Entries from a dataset
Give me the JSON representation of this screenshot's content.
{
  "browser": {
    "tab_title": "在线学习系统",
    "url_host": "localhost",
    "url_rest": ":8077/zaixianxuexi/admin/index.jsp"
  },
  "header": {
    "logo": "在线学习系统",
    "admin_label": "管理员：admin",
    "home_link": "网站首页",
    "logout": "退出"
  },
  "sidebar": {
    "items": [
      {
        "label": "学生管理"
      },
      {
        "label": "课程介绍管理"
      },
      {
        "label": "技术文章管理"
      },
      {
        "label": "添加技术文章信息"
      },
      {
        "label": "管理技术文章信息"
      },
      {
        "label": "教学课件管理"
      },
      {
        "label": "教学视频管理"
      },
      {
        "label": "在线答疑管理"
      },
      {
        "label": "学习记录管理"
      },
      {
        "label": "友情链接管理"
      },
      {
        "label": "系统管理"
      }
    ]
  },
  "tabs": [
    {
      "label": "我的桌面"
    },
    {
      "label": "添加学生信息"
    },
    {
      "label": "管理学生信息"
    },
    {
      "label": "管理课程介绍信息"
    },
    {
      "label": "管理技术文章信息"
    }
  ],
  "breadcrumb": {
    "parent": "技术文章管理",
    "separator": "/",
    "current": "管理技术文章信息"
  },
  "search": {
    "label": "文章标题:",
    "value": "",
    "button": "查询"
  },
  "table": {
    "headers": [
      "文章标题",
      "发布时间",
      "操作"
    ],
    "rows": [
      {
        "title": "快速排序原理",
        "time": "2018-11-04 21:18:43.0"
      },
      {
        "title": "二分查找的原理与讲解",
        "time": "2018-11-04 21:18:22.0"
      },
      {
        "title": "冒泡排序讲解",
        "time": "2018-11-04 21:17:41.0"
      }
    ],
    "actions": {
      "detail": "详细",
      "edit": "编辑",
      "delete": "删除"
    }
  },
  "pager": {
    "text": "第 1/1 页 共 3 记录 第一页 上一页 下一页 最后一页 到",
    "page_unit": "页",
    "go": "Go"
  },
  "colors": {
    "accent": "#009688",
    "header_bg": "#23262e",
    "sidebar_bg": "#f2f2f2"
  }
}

**TASK STATEMENT:** Only lines with the word "管理技术文章信息" are wanted, so copy each one from the records.

**REPLY TO THE EXERCISE:**
        "label": "管理技术文章信息"
      "label": "管理技术文章信息"
    "current": "管理技术文章信息"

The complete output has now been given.